**Stated task**: Copy each line below that contains "GIAO".

Dataset records

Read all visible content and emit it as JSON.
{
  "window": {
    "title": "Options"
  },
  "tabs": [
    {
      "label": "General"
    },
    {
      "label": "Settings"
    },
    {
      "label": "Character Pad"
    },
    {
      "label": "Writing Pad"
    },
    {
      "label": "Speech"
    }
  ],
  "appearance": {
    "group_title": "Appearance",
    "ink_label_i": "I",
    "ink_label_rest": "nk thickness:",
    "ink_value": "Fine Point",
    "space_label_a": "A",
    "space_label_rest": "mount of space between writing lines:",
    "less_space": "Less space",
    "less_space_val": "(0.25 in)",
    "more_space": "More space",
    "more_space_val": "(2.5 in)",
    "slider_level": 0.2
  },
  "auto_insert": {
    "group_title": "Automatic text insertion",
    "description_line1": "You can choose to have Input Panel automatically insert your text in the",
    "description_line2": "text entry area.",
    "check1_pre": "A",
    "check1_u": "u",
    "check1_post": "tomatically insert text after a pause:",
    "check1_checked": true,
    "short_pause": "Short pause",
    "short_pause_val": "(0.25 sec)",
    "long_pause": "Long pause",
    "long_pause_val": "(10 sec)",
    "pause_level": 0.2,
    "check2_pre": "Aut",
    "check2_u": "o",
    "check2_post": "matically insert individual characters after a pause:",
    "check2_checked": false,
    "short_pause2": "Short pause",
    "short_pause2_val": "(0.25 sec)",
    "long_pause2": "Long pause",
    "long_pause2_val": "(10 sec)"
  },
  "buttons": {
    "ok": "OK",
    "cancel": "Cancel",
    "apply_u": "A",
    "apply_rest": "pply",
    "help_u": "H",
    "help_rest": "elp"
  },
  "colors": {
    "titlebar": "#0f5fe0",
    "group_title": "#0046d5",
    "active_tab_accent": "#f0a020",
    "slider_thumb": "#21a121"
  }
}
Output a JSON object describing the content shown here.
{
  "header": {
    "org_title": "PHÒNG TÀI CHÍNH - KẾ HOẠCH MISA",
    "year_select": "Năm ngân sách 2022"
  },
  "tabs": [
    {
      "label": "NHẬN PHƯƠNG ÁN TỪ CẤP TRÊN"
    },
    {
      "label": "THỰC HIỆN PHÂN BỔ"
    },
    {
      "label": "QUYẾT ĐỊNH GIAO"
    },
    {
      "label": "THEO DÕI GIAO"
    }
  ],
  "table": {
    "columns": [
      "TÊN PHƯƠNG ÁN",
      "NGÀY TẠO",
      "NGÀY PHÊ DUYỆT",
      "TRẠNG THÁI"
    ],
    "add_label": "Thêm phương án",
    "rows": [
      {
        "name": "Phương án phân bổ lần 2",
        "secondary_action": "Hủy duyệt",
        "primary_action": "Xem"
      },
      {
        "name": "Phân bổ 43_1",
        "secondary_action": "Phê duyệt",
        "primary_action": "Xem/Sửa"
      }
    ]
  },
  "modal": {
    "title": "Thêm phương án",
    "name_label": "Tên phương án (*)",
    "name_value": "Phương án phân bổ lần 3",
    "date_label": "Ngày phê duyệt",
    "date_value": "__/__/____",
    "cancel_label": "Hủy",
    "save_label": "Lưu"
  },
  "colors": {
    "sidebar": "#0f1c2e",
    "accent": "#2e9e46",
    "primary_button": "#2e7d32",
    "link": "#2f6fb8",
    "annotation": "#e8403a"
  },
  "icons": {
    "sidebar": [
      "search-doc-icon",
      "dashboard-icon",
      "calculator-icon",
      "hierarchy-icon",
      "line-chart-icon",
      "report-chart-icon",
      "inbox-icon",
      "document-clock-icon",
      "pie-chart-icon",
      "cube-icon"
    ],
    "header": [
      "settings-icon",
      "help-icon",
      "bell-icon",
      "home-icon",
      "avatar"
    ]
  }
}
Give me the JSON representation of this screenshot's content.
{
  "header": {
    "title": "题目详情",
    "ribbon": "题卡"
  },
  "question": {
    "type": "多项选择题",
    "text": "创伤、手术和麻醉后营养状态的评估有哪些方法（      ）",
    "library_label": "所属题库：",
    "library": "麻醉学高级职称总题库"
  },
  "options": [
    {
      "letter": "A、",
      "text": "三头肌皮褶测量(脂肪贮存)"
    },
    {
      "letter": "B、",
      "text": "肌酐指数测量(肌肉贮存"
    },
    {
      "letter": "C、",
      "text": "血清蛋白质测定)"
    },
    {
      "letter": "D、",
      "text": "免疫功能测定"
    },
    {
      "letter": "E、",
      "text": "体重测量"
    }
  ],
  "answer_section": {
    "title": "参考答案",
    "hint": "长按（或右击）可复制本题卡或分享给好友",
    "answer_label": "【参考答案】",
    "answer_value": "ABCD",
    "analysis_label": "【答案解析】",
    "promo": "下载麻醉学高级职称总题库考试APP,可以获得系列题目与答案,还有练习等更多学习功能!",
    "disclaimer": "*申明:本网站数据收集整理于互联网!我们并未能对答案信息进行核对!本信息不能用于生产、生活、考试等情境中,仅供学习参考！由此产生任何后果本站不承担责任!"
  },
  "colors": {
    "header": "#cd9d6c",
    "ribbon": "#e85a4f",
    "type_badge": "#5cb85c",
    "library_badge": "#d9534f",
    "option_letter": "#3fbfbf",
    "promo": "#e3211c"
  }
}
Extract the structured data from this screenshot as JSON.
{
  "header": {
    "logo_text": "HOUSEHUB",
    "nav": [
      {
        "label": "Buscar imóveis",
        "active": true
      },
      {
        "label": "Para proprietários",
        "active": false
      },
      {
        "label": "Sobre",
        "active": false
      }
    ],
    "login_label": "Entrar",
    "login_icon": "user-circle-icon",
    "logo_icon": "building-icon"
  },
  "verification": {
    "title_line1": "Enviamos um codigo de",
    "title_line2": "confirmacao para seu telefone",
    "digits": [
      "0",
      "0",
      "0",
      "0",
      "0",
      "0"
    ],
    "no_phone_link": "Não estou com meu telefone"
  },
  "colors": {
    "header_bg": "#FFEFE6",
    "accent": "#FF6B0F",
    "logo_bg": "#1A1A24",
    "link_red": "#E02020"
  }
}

**Solution to this exercise**:
      "label": "QUYẾT ĐỊNH GIAO"
      "label": "THEO DÕI GIAO"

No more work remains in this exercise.